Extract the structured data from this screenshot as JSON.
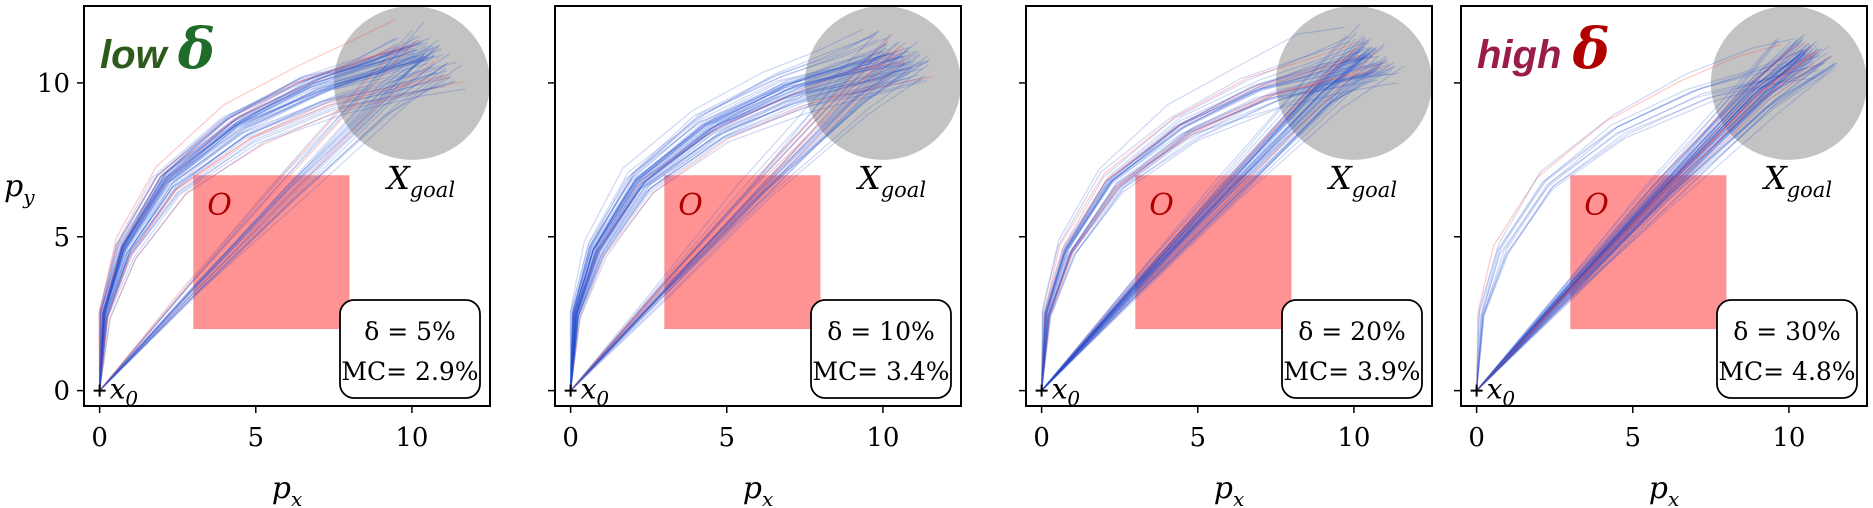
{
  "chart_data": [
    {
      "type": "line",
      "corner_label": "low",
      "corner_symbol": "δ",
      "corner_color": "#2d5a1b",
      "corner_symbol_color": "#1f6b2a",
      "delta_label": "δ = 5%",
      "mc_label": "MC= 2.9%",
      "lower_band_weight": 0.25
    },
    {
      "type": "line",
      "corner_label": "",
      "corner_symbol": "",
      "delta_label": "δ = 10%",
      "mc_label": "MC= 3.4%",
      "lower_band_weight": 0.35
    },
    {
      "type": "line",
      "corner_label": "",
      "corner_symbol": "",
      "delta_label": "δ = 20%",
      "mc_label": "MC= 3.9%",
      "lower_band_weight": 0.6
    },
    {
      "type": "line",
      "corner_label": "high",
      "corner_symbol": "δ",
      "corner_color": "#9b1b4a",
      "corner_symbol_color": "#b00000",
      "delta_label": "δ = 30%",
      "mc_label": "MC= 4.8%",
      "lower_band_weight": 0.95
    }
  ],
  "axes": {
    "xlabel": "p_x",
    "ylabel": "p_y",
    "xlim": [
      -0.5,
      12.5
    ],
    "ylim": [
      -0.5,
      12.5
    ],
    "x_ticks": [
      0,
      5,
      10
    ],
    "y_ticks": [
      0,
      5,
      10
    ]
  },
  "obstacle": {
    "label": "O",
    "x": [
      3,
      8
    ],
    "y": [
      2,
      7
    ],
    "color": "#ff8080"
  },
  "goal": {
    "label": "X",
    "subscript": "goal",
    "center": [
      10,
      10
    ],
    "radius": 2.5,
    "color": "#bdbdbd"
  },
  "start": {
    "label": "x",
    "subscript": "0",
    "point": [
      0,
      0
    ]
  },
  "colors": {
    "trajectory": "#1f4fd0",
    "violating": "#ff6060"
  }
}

++++++++++++++++++++

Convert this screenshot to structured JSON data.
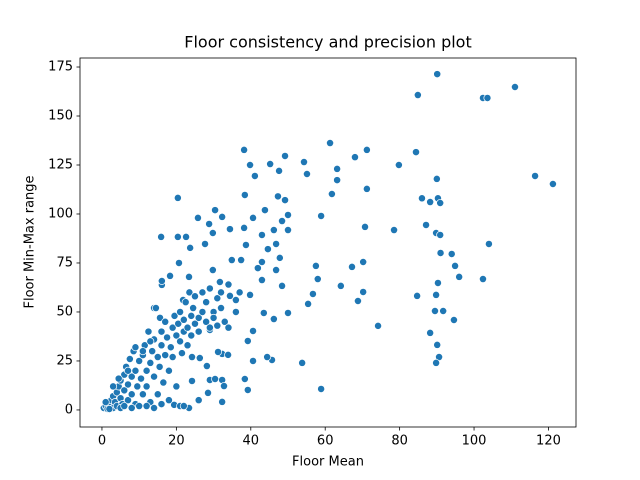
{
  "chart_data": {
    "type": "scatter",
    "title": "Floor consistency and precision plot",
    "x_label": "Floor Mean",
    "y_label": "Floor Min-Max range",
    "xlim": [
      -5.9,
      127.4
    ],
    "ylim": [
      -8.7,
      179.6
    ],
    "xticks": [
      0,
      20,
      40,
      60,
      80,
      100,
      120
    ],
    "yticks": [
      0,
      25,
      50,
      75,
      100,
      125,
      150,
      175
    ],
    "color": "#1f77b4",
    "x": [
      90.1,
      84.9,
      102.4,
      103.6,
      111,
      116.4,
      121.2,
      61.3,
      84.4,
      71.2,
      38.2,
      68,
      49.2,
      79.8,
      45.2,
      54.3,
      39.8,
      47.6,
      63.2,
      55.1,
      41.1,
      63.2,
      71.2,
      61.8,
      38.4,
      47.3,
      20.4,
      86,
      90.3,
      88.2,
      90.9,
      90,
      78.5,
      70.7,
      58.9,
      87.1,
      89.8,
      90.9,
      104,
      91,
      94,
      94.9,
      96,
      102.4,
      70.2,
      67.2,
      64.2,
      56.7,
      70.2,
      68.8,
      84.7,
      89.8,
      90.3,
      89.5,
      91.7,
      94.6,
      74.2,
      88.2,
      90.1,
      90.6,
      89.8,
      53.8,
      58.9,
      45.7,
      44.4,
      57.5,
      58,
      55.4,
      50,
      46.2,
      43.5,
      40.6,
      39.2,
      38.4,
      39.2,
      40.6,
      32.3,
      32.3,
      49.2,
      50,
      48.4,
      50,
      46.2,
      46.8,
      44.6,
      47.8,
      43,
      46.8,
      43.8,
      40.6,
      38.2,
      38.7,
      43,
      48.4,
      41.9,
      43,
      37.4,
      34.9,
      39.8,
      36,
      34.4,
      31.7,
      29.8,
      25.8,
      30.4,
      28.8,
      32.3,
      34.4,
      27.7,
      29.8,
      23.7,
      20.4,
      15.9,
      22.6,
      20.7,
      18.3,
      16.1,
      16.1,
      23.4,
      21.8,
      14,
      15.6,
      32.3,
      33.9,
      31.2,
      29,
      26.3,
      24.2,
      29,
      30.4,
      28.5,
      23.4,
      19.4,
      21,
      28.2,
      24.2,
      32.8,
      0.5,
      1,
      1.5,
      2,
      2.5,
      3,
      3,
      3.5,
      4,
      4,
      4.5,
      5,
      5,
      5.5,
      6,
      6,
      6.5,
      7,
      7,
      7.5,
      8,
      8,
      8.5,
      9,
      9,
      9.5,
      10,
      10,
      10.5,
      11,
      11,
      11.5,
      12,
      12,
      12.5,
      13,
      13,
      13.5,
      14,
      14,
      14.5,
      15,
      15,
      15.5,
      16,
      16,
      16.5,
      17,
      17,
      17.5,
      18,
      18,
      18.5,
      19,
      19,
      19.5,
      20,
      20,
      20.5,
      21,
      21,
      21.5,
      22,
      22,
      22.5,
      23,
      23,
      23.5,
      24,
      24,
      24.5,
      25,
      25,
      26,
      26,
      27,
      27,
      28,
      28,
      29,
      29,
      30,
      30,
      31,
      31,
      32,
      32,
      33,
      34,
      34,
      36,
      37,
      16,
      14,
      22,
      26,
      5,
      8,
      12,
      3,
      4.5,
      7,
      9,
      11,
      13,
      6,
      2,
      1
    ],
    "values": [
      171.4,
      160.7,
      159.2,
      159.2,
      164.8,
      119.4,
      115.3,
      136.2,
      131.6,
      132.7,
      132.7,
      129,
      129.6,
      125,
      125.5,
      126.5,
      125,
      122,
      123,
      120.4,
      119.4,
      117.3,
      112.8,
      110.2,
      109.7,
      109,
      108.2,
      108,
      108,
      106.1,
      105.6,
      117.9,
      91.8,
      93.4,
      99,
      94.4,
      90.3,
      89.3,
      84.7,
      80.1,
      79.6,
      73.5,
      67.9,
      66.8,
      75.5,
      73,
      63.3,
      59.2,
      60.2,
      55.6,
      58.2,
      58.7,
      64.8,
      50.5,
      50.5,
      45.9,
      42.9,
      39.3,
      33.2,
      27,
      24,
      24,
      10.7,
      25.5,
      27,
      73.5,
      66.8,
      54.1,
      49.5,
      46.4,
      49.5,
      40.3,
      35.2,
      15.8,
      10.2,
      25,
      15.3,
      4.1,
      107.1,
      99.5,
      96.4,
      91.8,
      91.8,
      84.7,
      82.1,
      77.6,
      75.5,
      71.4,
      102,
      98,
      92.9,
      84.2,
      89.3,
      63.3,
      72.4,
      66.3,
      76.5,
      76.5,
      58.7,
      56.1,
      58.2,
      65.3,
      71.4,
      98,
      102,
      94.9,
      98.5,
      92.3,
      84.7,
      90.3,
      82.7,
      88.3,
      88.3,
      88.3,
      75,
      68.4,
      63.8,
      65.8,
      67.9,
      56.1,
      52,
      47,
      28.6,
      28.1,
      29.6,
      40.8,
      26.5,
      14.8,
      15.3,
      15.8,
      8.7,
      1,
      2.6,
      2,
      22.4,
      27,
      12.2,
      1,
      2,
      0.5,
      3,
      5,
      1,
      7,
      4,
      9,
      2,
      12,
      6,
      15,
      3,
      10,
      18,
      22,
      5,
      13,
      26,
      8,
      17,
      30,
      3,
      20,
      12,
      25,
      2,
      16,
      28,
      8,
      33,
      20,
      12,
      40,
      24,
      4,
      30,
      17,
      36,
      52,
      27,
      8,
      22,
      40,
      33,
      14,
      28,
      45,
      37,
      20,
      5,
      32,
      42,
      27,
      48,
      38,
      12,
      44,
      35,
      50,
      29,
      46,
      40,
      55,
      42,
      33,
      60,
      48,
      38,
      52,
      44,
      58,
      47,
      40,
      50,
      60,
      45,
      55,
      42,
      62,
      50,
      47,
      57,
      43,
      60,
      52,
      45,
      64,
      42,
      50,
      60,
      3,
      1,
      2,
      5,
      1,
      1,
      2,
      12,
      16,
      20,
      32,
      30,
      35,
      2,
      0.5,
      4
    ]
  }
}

++++++++++++++++++++

List every line above that contains the word "Floor".

    "title": "Floor consistency and precision plot",
    "x_label": "Floor Mean",
    "y_label": "Floor Min-Max range",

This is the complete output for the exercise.